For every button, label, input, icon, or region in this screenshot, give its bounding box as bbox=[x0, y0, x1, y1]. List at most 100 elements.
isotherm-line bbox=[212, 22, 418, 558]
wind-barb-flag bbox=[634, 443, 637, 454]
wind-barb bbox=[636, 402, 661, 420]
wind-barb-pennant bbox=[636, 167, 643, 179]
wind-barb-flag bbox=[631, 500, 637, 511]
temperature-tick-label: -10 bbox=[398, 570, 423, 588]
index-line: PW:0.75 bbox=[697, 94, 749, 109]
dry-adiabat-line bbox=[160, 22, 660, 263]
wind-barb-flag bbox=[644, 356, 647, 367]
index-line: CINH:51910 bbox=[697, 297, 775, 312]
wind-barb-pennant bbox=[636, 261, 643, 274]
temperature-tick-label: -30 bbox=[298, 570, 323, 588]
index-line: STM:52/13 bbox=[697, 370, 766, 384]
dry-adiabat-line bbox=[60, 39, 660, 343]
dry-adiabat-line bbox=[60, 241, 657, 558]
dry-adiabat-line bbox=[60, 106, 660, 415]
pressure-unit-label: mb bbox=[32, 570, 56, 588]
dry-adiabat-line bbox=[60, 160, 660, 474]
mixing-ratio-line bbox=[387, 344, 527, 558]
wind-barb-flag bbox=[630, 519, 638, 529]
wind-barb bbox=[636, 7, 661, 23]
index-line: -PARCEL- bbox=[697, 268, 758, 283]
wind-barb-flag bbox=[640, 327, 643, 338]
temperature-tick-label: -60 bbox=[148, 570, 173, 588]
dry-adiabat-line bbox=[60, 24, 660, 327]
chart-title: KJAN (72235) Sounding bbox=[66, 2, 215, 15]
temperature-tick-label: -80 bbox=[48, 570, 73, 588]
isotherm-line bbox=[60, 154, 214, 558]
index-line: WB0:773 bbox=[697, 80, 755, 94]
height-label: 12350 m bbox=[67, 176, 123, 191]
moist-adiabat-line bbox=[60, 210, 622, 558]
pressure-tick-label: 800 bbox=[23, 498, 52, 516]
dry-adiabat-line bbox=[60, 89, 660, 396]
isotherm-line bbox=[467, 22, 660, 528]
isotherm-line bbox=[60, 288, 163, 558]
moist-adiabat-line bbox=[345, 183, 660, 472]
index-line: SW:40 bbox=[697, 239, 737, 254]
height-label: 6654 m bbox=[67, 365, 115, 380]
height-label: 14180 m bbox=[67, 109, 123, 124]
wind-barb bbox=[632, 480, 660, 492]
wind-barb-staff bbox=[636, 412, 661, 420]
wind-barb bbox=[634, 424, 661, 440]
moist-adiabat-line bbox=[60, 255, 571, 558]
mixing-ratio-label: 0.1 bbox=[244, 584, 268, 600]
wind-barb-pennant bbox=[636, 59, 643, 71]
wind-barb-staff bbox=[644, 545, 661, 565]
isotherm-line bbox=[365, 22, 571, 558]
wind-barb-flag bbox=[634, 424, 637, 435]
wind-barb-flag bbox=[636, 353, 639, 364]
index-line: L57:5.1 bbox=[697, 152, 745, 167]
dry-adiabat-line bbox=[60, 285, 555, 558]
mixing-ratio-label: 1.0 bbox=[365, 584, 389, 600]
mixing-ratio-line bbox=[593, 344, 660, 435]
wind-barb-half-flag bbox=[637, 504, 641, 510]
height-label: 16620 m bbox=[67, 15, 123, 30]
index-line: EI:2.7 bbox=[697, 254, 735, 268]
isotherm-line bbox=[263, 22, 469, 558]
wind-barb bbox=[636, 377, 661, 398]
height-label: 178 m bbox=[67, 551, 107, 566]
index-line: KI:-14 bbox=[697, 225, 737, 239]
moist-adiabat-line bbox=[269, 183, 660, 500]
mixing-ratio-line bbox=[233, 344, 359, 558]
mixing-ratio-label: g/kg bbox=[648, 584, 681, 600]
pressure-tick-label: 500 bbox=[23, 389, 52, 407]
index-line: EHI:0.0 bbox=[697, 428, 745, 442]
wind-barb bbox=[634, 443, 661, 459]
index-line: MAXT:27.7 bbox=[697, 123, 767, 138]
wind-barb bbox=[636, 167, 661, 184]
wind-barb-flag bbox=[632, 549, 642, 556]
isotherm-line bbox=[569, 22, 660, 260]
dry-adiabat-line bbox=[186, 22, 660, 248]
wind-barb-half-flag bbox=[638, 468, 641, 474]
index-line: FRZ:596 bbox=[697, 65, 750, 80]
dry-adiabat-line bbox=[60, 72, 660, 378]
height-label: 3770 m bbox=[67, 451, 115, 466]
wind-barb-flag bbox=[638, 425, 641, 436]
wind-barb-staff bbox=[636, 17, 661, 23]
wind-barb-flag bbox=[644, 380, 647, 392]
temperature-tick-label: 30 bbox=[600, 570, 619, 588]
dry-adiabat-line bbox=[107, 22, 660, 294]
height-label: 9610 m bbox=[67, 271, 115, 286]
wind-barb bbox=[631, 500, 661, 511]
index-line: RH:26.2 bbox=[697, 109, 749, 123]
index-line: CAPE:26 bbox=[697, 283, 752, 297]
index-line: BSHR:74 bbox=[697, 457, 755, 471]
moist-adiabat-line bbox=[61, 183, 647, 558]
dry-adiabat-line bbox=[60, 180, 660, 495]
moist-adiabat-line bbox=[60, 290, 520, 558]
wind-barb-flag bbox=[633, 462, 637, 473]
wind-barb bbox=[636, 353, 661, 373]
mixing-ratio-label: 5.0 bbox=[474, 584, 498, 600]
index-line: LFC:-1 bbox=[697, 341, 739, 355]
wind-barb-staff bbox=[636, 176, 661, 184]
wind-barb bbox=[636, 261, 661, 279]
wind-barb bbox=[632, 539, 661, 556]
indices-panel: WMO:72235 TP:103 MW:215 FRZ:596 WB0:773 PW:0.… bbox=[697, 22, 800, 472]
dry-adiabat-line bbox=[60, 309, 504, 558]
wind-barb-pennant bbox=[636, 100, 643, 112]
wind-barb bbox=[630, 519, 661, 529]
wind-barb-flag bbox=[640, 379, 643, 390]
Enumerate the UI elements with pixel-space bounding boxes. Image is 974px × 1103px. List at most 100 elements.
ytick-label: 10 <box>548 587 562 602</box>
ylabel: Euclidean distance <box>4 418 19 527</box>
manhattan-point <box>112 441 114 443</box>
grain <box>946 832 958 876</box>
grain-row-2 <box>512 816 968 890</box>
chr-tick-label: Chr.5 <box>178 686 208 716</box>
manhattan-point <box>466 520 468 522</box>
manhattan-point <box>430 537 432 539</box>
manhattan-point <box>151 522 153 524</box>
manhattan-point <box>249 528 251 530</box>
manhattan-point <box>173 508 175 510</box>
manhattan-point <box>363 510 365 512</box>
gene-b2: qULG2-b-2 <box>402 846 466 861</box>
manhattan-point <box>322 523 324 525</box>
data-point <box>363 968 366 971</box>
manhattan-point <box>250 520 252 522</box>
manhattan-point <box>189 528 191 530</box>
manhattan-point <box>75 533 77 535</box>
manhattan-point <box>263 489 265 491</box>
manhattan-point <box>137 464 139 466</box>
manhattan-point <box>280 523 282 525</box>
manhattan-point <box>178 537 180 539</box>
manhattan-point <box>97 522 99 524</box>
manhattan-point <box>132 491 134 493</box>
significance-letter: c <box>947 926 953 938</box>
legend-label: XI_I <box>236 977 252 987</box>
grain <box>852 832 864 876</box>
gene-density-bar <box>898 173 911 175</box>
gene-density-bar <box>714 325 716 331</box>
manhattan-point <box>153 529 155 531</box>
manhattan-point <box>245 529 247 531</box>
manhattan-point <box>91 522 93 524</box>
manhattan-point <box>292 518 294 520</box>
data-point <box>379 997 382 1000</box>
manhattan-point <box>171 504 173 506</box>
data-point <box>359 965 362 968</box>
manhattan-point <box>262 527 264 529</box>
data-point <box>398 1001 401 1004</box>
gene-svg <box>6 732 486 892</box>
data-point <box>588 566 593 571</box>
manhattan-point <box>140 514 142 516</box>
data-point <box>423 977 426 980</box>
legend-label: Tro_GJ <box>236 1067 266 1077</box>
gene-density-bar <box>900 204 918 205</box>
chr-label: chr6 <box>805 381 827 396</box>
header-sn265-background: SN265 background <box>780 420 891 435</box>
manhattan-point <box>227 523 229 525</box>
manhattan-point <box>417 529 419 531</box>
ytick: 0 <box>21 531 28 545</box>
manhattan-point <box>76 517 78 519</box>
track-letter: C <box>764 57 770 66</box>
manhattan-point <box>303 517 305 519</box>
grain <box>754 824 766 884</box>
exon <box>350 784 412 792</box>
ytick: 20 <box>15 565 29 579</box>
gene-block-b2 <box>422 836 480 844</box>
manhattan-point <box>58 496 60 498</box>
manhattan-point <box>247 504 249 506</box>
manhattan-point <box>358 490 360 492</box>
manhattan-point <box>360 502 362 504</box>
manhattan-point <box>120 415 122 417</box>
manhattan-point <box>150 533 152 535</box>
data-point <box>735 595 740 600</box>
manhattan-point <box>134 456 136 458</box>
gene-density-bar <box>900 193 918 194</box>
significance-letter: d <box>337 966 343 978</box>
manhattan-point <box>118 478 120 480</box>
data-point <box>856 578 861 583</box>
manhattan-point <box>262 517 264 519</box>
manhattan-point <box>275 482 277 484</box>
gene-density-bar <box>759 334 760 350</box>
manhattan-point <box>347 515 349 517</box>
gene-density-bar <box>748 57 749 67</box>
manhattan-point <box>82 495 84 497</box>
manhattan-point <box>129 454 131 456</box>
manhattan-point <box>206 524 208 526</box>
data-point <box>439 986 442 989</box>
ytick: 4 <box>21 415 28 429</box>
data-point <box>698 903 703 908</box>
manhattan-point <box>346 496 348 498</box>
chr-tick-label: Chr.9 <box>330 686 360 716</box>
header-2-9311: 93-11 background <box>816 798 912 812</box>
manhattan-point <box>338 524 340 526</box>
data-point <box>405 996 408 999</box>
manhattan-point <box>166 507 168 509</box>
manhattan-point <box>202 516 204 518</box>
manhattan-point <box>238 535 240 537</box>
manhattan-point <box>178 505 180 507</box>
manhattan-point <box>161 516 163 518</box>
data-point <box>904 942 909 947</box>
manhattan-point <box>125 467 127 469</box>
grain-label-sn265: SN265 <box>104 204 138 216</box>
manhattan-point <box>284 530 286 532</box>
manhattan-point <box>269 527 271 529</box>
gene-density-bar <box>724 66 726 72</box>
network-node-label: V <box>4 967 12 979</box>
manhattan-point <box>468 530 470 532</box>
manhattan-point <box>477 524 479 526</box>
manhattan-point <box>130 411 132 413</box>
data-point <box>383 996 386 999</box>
——
**WORK TO BE COMPLETED:**
Copy out the entries word for word, from the very first line down through the line containing "wind-barb-flag bbox=[631, 500, 637, 511]", with both of those lines included.

**ANSWER TO THE EXERCISE:**
For every button, label, input, icon, or region in this screenshot, give its bounding box as bbox=[x0, y0, x1, y1]. List at most 100 elements.
isotherm-line bbox=[212, 22, 418, 558]
wind-barb-flag bbox=[634, 443, 637, 454]
wind-barb bbox=[636, 402, 661, 420]
wind-barb-pennant bbox=[636, 167, 643, 179]
wind-barb-flag bbox=[631, 500, 637, 511]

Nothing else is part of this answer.